Job
Scan the lines below; pull out those with "excess".

Provided entries
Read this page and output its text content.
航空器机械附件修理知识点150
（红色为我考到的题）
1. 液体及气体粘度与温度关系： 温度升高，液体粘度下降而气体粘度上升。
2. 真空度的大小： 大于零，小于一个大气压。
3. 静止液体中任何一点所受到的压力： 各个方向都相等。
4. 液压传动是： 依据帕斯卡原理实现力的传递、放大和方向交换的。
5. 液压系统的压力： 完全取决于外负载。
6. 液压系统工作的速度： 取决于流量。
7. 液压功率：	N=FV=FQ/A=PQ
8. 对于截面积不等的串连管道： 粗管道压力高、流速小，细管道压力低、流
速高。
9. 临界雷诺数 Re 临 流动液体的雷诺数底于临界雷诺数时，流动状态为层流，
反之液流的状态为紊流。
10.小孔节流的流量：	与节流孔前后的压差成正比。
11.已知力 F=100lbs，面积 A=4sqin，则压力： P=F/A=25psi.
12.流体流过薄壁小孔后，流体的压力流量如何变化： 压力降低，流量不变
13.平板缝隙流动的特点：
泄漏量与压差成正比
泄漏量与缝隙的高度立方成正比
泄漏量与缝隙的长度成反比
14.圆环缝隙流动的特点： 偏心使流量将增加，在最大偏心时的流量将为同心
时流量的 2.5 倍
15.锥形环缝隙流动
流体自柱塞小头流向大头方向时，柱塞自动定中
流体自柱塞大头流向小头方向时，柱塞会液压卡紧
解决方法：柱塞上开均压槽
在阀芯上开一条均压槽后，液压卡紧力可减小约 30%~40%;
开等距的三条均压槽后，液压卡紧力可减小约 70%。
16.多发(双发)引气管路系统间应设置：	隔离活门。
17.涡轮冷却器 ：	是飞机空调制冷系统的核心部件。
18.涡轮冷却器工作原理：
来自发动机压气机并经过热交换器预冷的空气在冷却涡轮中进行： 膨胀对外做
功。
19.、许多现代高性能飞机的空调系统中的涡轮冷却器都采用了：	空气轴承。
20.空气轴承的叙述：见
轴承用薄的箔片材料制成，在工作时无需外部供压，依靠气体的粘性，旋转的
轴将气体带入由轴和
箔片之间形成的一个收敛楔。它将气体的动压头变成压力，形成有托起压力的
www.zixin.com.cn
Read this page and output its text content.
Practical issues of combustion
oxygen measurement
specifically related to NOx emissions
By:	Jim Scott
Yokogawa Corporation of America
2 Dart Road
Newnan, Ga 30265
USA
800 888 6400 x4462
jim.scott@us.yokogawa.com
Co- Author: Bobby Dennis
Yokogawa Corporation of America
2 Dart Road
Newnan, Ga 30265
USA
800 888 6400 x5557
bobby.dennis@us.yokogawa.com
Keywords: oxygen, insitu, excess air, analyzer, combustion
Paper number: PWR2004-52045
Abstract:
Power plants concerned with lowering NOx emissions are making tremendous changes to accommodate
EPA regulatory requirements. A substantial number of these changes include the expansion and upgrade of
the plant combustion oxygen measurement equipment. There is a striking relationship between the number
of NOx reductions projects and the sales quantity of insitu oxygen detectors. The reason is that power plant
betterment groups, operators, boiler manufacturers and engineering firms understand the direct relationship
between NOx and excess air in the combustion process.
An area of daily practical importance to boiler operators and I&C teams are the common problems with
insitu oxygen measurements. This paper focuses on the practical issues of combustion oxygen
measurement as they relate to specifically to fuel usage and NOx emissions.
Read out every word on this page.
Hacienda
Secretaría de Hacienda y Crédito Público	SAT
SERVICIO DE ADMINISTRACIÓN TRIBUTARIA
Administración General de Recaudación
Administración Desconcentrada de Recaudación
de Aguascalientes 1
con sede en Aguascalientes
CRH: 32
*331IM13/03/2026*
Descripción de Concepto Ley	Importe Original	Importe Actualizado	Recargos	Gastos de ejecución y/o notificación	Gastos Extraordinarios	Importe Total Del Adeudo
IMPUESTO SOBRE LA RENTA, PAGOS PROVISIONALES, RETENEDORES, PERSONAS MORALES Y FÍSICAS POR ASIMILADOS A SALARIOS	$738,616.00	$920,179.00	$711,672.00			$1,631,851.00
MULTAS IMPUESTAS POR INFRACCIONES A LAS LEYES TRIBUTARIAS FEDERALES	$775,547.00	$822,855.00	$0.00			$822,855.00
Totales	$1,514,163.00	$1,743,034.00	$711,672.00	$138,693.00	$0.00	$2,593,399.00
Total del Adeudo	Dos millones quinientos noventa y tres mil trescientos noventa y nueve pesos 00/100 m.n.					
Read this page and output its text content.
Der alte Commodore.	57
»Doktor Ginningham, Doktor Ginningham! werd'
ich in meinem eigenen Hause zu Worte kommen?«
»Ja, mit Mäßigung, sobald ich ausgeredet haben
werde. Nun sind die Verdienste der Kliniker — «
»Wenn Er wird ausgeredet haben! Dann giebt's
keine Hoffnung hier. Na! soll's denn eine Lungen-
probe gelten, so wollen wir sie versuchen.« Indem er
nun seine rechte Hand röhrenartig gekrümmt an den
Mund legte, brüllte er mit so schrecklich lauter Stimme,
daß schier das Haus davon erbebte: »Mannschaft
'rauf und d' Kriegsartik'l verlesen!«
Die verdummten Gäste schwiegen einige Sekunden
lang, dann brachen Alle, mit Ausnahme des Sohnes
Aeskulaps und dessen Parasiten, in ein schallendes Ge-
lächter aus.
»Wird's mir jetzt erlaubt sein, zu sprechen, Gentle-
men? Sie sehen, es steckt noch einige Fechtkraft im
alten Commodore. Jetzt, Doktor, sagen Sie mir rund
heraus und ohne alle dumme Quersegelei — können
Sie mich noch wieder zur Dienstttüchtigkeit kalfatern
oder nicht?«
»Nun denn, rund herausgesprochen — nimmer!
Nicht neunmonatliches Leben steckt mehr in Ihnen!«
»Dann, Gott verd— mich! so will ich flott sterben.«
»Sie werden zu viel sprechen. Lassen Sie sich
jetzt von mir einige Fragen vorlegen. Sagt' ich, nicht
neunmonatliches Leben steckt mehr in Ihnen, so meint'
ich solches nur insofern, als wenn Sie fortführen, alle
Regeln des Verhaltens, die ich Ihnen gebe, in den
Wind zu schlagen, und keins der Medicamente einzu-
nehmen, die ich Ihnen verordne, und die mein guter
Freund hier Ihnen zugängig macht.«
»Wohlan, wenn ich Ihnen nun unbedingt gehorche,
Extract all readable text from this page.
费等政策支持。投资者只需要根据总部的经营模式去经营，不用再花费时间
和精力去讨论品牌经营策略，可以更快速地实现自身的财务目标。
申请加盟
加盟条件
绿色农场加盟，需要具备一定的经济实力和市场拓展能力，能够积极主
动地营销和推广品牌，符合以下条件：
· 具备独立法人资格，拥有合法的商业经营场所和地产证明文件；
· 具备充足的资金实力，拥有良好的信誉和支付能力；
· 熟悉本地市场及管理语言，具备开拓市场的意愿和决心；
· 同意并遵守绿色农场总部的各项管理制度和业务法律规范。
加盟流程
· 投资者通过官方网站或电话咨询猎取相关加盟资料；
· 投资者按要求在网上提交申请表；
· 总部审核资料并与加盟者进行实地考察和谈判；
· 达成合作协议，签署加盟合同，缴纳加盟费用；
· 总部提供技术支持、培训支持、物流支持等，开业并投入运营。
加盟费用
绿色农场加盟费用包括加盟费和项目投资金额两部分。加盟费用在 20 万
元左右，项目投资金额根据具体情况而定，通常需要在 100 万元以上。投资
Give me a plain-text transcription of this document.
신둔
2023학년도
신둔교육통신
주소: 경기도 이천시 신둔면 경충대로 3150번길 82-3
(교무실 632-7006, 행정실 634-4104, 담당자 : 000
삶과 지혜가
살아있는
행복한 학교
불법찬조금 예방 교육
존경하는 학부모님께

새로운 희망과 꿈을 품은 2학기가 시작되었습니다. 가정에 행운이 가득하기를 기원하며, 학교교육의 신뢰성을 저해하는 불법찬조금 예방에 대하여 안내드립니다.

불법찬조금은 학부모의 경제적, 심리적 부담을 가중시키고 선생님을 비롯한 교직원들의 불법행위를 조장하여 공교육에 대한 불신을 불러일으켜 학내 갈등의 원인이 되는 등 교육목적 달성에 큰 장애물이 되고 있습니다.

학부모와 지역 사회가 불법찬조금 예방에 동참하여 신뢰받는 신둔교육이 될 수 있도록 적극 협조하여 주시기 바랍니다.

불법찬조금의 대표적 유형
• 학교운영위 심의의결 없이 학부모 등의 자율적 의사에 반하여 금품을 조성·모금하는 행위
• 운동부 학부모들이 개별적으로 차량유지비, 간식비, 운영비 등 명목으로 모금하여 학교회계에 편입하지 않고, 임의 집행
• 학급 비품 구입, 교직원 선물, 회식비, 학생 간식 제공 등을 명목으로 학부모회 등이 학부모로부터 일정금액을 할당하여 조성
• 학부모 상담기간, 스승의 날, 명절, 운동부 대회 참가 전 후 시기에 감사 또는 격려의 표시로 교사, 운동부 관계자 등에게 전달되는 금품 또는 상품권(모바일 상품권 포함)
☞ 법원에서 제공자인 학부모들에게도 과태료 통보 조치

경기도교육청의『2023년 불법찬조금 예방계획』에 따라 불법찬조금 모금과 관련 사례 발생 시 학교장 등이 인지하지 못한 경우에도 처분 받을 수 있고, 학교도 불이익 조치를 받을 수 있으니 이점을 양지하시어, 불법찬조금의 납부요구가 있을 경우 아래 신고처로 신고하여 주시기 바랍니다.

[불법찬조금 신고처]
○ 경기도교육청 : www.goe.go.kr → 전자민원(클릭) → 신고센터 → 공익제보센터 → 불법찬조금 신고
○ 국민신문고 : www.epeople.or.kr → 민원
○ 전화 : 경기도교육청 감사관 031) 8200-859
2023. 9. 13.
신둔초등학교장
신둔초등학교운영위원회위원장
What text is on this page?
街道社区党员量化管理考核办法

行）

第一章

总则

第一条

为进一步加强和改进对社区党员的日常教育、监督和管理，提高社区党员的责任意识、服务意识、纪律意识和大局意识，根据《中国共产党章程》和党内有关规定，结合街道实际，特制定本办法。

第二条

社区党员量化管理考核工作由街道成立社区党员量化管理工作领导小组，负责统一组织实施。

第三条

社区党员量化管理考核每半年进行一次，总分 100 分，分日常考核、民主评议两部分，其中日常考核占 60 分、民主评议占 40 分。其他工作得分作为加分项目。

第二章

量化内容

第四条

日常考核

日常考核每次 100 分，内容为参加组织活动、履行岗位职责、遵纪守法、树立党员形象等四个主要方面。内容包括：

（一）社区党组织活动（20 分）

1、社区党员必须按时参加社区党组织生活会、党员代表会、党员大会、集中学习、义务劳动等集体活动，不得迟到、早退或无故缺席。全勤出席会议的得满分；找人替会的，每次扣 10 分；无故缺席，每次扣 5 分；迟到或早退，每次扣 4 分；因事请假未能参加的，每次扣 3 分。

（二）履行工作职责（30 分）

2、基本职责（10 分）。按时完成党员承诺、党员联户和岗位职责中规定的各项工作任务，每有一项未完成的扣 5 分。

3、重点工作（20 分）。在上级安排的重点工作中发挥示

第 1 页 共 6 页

Finished exercise
Keywords: oxygen, insitu, excess air, analyzer, combustion
between NOx and excess air in the combustion process.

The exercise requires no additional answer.